- _Aim_: Make an exact copy of the records, dropping all pictures.

- _Extracted entries_:
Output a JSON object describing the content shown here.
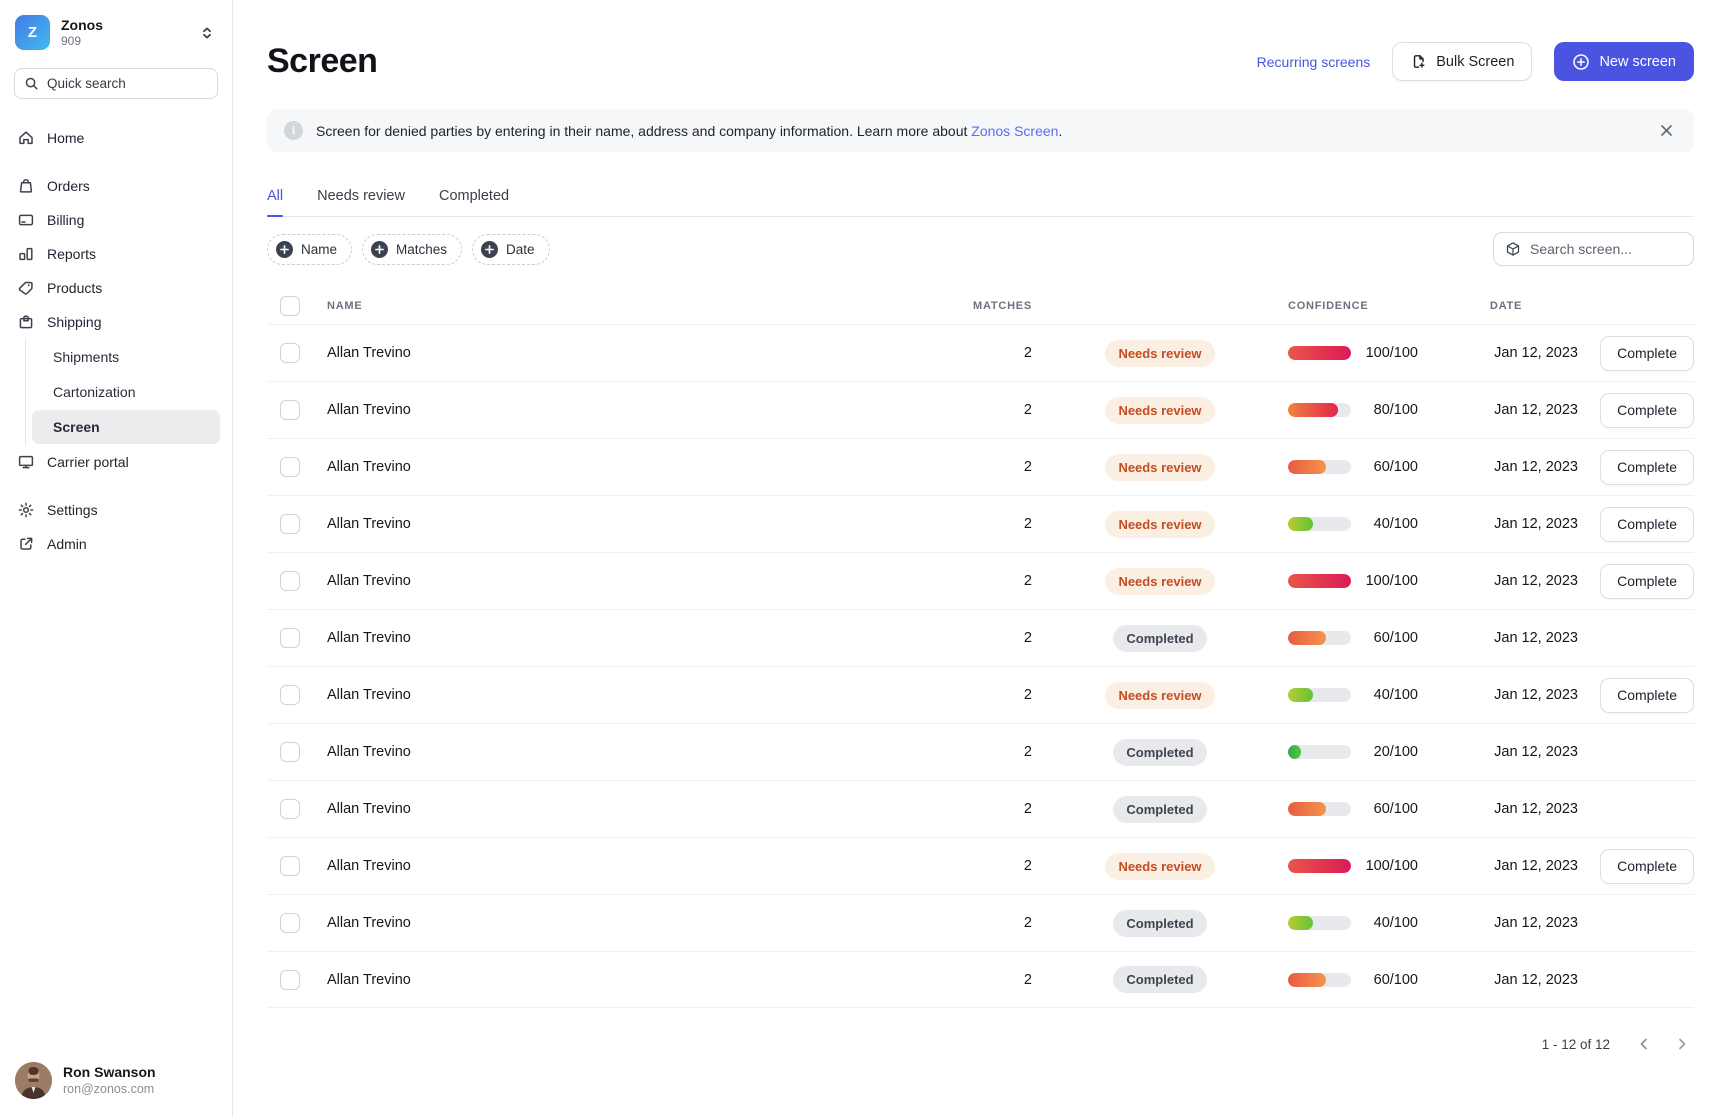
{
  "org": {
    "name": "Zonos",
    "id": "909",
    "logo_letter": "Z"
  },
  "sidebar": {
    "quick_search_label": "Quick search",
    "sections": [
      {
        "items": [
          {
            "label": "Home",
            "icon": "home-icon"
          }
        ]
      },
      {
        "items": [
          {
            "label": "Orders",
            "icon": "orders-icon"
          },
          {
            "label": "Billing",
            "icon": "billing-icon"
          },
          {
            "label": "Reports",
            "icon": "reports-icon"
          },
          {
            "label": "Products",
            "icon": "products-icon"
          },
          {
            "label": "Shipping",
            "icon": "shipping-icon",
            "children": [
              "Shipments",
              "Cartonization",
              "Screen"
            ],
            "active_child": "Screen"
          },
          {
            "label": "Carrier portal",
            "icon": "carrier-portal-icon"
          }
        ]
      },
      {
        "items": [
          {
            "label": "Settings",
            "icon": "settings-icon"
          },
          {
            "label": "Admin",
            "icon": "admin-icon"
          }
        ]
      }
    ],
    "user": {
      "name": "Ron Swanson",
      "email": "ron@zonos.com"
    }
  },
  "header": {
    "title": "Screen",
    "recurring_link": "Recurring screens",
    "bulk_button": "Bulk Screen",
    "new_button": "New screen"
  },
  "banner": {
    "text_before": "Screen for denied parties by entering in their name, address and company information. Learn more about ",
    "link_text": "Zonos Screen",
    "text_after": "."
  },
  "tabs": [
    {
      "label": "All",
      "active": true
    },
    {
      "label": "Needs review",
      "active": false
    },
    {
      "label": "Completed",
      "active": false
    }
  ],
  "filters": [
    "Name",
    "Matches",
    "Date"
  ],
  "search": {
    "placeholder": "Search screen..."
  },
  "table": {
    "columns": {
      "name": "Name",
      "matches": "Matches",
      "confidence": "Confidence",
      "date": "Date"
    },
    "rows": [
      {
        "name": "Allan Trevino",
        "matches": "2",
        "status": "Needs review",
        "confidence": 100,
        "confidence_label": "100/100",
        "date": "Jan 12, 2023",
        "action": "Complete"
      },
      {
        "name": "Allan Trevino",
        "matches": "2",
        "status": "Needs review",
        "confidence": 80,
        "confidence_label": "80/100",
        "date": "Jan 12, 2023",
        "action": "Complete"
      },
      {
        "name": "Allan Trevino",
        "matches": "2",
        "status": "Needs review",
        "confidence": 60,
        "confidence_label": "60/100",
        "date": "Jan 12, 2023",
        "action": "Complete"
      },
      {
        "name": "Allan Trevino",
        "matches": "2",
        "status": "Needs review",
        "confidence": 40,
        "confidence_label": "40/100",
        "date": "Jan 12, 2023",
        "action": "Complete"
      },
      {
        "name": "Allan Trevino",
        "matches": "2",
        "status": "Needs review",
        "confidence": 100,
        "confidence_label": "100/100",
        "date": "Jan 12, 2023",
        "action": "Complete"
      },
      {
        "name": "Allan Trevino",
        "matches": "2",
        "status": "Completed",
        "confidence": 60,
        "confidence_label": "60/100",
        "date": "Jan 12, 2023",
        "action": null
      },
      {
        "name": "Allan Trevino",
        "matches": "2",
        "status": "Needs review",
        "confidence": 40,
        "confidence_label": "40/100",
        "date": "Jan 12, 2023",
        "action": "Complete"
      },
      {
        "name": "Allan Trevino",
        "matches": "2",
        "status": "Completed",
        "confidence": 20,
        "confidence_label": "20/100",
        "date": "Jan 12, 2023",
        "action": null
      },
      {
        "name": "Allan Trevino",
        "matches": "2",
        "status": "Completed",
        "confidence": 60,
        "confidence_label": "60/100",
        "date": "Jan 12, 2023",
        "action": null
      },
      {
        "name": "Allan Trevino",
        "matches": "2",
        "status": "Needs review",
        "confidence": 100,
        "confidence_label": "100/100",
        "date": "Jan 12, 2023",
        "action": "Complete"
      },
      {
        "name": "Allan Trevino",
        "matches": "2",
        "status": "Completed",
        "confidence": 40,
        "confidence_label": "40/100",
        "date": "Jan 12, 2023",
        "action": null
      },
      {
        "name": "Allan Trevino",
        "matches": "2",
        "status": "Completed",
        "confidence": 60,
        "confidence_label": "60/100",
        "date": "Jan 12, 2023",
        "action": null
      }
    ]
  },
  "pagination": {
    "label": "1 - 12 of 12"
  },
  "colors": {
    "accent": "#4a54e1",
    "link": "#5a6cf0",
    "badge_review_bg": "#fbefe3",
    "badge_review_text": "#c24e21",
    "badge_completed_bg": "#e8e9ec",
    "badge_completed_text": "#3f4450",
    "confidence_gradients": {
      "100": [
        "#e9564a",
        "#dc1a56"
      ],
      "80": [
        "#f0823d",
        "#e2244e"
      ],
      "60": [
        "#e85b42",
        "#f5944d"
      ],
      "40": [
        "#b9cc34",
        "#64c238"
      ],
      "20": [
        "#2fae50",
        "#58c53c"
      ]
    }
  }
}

- _Output of the task_:
Output a JSON object describing the content shown here.
{
  "org": {
    "name": "Zonos",
    "id": "909",
    "logo_letter": "Z"
  },
  "sidebar": {
    "quick_search_label": "Quick search",
    "sections": [
      {
        "items": [
          {
            "label": "Home",
            "icon": "home-icon"
          }
        ]
      },
      {
        "items": [
          {
            "label": "Orders",
            "icon": "orders-icon"
          },
          {
            "label": "Billing",
            "icon": "billing-icon"
          },
          {
            "label": "Reports",
            "icon": "reports-icon"
          },
          {
            "label": "Products",
            "icon": "products-icon"
          },
          {
            "label": "Shipping",
            "icon": "shipping-icon",
            "children": [
              "Shipments",
              "Cartonization",
              "Screen"
            ],
            "active_child": "Screen"
          },
          {
            "label": "Carrier portal",
            "icon": "carrier-portal-icon"
          }
        ]
      },
      {
        "items": [
          {
            "label": "Settings",
            "icon": "settings-icon"
          },
          {
            "label": "Admin",
            "icon": "admin-icon"
          }
        ]
      }
    ],
    "user": {
      "name": "Ron Swanson",
      "email": "ron@zonos.com"
    }
  },
  "header": {
    "title": "Screen",
    "recurring_link": "Recurring screens",
    "bulk_button": "Bulk Screen",
    "new_button": "New screen"
  },
  "banner": {
    "text_before": "Screen for denied parties by entering in their name, address and company information. Learn more about ",
    "link_text": "Zonos Screen",
    "text_after": "."
  },
  "tabs": [
    {
      "label": "All",
      "active": true
    },
    {
      "label": "Needs review",
      "active": false
    },
    {
      "label": "Completed",
      "active": false
    }
  ],
  "filters": [
    "Name",
    "Matches",
    "Date"
  ],
  "search": {
    "placeholder": "Search screen..."
  },
  "table": {
    "columns": {
      "name": "Name",
      "matches": "Matches",
      "confidence": "Confidence",
      "date": "Date"
    },
    "rows": [
      {
        "name": "Allan Trevino",
        "matches": "2",
        "status": "Needs review",
        "confidence": 100,
        "confidence_label": "100/100",
        "date": "Jan 12, 2023",
        "action": "Complete"
      },
      {
        "name": "Allan Trevino",
        "matches": "2",
        "status": "Needs review",
        "confidence": 80,
        "confidence_label": "80/100",
        "date": "Jan 12, 2023",
        "action": "Complete"
      },
      {
        "name": "Allan Trevino",
        "matches": "2",
        "status": "Needs review",
        "confidence": 60,
        "confidence_label": "60/100",
        "date": "Jan 12, 2023",
        "action": "Complete"
      },
      {
        "name": "Allan Trevino",
        "matches": "2",
        "status": "Needs review",
        "confidence": 40,
        "confidence_label": "40/100",
        "date": "Jan 12, 2023",
        "action": "Complete"
      },
      {
        "name": "Allan Trevino",
        "matches": "2",
        "status": "Needs review",
        "confidence": 100,
        "confidence_label": "100/100",
        "date": "Jan 12, 2023",
        "action": "Complete"
      },
      {
        "name": "Allan Trevino",
        "matches": "2",
        "status": "Completed",
        "confidence": 60,
        "confidence_label": "60/100",
        "date": "Jan 12, 2023",
        "action": null
      },
      {
        "name": "Allan Trevino",
        "matches": "2",
        "status": "Needs review",
        "confidence": 40,
        "confidence_label": "40/100",
        "date": "Jan 12, 2023",
        "action": "Complete"
      },
      {
        "name": "Allan Trevino",
        "matches": "2",
        "status": "Completed",
        "confidence": 20,
        "confidence_label": "20/100",
        "date": "Jan 12, 2023",
        "action": null
      },
      {
        "name": "Allan Trevino",
        "matches": "2",
        "status": "Completed",
        "confidence": 60,
        "confidence_label": "60/100",
        "date": "Jan 12, 2023",
        "action": null
      },
      {
        "name": "Allan Trevino",
        "matches": "2",
        "status": "Needs review",
        "confidence": 100,
        "confidence_label": "100/100",
        "date": "Jan 12, 2023",
        "action": "Complete"
      },
      {
        "name": "Allan Trevino",
        "matches": "2",
        "status": "Completed",
        "confidence": 40,
        "confidence_label": "40/100",
        "date": "Jan 12, 2023",
        "action": null
      },
      {
        "name": "Allan Trevino",
        "matches": "2",
        "status": "Completed",
        "confidence": 60,
        "confidence_label": "60/100",
        "date": "Jan 12, 2023",
        "action": null
      }
    ]
  },
  "pagination": {
    "label": "1 - 12 of 12"
  },
  "colors": {
    "accent": "#4a54e1",
    "link": "#5a6cf0",
    "badge_review_bg": "#fbefe3",
    "badge_review_text": "#c24e21",
    "badge_completed_bg": "#e8e9ec",
    "badge_completed_text": "#3f4450",
    "confidence_gradients": {
      "100": [
        "#e9564a",
        "#dc1a56"
      ],
      "80": [
        "#f0823d",
        "#e2244e"
      ],
      "60": [
        "#e85b42",
        "#f5944d"
      ],
      "40": [
        "#b9cc34",
        "#64c238"
      ],
      "20": [
        "#2fae50",
        "#58c53c"
      ]
    }
  }
}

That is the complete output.